**Given problem**
Repeat the data below word for word, from its first line down to and including the line that contains "- bar: [397, 274, 400, 293]".

(Region annotation data)
* * *

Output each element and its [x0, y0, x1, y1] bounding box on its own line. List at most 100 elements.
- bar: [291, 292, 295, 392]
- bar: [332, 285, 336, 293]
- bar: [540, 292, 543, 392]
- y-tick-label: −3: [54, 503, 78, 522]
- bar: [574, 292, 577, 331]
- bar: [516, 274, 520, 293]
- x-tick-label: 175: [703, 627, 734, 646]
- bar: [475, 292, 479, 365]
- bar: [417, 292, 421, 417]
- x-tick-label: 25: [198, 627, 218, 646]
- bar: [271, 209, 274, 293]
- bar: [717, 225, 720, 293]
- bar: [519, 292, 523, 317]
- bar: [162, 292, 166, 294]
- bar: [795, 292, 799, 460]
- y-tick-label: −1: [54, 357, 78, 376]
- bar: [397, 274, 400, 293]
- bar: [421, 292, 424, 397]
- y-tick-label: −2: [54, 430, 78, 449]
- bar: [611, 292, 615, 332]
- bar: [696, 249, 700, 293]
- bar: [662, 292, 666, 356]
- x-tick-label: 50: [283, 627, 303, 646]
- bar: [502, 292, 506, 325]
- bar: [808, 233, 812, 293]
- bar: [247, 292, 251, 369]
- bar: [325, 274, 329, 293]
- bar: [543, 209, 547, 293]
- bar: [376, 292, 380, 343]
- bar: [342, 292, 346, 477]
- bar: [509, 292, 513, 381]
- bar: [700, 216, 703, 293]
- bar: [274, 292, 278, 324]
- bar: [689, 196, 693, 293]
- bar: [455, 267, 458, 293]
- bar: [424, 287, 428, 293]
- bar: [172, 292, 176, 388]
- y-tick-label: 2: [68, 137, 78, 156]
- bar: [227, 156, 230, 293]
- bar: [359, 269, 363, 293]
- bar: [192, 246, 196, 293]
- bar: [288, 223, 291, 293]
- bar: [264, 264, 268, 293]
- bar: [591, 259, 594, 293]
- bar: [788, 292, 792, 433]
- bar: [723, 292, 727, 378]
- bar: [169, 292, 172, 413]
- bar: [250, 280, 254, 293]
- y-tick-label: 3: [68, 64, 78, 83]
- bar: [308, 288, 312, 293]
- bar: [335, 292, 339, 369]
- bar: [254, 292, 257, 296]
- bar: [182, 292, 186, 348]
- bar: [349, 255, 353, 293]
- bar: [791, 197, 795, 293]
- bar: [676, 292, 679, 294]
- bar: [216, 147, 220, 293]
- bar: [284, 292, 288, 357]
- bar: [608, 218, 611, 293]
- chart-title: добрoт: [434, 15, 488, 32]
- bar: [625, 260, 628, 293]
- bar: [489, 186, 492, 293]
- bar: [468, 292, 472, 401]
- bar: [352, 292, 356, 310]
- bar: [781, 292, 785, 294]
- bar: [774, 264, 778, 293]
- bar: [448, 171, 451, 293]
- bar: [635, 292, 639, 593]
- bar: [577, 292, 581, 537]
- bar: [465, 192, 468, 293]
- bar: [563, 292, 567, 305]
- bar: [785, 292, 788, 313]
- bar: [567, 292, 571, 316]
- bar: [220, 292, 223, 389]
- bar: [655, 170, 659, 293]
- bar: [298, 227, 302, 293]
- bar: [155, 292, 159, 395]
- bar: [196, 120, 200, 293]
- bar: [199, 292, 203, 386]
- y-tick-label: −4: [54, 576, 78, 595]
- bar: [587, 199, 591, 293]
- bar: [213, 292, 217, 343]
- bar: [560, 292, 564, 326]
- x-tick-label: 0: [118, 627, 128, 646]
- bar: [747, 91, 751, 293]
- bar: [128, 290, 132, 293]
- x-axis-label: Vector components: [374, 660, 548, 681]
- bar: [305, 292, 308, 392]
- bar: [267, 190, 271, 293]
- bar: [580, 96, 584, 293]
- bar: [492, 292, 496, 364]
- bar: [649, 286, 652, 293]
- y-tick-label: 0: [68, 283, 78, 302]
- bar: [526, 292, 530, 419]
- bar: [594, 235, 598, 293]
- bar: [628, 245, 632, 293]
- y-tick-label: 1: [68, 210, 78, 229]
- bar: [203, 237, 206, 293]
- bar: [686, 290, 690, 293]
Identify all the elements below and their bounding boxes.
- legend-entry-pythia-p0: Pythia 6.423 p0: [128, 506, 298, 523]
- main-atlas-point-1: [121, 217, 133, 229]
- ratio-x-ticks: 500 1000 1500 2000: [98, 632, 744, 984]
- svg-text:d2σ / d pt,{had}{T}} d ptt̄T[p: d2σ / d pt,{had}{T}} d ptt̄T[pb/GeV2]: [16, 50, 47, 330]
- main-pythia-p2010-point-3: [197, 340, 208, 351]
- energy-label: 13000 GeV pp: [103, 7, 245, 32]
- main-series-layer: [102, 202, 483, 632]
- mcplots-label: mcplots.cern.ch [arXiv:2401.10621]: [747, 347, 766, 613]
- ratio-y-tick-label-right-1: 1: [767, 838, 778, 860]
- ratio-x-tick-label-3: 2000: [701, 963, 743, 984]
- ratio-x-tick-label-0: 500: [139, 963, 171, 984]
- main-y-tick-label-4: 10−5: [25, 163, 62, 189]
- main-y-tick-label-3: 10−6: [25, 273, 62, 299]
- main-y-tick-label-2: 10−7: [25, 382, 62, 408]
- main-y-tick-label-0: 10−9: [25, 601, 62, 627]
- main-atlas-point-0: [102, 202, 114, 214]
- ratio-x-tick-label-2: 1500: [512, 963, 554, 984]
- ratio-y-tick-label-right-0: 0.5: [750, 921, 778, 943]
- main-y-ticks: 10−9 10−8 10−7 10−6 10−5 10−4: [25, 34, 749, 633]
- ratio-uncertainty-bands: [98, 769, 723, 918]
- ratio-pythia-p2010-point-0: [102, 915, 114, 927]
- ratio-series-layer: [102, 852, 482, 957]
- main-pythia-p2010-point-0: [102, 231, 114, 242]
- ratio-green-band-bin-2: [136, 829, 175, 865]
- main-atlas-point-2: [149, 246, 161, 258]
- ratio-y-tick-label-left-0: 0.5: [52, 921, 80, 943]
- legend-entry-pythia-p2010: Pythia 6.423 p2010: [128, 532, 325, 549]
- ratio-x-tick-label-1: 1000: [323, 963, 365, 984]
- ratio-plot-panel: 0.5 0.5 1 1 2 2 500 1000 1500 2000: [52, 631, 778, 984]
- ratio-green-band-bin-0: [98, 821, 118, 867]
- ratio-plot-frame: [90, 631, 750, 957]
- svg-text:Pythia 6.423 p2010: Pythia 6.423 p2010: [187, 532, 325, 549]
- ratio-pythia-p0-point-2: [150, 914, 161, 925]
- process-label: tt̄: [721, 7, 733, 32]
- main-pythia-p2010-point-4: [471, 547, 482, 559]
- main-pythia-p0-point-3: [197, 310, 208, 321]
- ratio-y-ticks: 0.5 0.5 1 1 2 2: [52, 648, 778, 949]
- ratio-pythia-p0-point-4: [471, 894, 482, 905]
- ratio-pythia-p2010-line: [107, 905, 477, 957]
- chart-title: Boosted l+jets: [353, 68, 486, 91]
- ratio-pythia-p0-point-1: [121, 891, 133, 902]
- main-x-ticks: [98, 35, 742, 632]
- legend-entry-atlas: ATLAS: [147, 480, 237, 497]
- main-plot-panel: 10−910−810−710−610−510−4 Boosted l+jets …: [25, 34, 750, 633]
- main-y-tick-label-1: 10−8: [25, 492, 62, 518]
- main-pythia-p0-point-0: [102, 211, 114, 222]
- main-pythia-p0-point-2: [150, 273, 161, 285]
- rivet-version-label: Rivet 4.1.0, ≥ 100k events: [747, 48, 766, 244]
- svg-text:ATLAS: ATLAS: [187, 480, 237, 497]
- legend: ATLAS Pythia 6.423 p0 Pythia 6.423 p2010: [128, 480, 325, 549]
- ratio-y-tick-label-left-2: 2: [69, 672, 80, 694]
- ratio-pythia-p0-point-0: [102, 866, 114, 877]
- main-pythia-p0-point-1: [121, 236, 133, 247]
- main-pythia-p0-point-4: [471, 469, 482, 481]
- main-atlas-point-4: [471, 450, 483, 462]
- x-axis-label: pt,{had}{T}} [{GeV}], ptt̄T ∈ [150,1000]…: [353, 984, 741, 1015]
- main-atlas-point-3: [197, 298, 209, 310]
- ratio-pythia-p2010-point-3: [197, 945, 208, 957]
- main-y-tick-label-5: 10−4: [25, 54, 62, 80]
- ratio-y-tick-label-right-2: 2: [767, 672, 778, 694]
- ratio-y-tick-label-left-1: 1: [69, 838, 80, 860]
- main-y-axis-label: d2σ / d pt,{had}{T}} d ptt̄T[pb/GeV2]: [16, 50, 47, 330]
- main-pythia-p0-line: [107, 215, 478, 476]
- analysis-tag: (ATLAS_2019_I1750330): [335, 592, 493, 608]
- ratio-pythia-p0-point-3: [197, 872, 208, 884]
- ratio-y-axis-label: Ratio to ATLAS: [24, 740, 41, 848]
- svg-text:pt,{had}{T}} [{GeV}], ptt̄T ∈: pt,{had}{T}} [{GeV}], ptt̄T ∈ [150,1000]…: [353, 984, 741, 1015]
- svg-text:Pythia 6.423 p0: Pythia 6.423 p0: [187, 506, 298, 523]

* * *

**Answer to this problem**
Output each element and its [x0, y0, x1, y1] bounding box on its own line. List at most 100 elements.
- bar: [291, 292, 295, 392]
- bar: [332, 285, 336, 293]
- bar: [540, 292, 543, 392]
- y-tick-label: −3: [54, 503, 78, 522]
- bar: [574, 292, 577, 331]
- bar: [516, 274, 520, 293]
- x-tick-label: 175: [703, 627, 734, 646]
- bar: [475, 292, 479, 365]
- bar: [417, 292, 421, 417]
- x-tick-label: 25: [198, 627, 218, 646]
- bar: [271, 209, 274, 293]
- bar: [717, 225, 720, 293]
- bar: [519, 292, 523, 317]
- bar: [162, 292, 166, 294]
- bar: [795, 292, 799, 460]
- y-tick-label: −1: [54, 357, 78, 376]
- bar: [397, 274, 400, 293]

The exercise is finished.